Stored data entries:
════════════════════

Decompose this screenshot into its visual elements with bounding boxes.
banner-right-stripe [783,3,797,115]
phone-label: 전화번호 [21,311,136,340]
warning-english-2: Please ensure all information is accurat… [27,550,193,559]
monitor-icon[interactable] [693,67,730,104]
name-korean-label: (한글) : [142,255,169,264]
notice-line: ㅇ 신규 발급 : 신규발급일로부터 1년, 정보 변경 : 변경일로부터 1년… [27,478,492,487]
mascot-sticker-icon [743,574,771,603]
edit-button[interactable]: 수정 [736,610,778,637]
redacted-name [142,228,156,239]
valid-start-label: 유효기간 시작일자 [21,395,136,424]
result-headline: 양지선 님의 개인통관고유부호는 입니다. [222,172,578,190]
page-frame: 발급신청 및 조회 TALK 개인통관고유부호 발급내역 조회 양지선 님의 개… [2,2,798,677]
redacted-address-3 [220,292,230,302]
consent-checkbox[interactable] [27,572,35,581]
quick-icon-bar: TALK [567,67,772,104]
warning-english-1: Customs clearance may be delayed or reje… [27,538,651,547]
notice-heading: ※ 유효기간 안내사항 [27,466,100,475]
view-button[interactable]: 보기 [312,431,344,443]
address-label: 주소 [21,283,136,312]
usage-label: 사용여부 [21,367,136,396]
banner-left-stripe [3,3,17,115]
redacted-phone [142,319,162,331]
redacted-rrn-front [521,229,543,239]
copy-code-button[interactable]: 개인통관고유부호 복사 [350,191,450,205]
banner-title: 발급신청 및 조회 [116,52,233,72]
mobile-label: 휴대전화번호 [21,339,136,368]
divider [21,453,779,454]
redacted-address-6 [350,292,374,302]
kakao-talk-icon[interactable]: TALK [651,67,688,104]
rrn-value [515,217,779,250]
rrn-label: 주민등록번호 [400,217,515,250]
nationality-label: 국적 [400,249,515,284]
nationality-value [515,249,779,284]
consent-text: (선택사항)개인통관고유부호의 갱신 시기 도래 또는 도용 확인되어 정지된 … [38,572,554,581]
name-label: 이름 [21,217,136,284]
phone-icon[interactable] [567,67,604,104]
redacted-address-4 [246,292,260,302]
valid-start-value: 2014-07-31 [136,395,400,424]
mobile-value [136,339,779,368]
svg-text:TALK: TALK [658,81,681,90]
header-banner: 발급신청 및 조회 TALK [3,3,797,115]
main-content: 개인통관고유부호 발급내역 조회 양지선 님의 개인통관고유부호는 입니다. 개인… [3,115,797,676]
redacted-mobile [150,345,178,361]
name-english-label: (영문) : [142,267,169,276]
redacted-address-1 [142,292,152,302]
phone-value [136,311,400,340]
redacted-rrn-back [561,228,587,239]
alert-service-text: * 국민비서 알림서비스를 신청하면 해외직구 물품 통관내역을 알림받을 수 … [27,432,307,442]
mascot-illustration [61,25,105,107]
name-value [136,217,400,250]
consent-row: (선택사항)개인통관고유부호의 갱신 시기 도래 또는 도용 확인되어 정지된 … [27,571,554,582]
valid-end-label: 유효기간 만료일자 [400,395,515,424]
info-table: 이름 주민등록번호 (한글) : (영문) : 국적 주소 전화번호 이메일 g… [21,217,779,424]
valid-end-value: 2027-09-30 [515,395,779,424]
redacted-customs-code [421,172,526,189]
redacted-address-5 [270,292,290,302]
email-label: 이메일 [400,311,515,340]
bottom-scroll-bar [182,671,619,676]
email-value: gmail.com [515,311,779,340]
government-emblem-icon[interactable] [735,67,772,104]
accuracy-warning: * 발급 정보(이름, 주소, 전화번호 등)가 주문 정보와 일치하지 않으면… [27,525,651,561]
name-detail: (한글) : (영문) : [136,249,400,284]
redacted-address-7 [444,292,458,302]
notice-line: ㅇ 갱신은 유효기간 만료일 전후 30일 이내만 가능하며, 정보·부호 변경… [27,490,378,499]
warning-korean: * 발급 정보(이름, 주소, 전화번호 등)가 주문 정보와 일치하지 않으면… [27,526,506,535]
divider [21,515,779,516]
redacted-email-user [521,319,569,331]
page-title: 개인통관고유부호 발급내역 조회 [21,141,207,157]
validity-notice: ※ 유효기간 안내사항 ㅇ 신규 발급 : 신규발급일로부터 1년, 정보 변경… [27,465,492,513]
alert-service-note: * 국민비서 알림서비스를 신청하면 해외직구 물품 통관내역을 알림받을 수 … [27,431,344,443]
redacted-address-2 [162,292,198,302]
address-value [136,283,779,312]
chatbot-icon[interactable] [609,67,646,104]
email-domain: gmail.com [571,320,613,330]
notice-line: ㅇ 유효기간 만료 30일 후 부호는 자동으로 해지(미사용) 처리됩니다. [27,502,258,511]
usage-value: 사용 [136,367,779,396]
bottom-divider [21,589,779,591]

════════════════════

• DIRECTIVE: Copy out the records verbatim, starting at the first line and ending at the line that contains "valid-start-label: 유효기간 시작일자 [21,395,136,424]", with both of those lines included.

• SOLUTION:
Decompose this screenshot into its visual elements with bounding boxes.
banner-right-stripe [783,3,797,115]
phone-label: 전화번호 [21,311,136,340]
warning-english-2: Please ensure all information is accurat… [27,550,193,559]
monitor-icon[interactable] [693,67,730,104]
name-korean-label: (한글) : [142,255,169,264]
notice-line: ㅇ 신규 발급 : 신규발급일로부터 1년, 정보 변경 : 변경일로부터 1년… [27,478,492,487]
mascot-sticker-icon [743,574,771,603]
edit-button[interactable]: 수정 [736,610,778,637]
redacted-name [142,228,156,239]
valid-start-label: 유효기간 시작일자 [21,395,136,424]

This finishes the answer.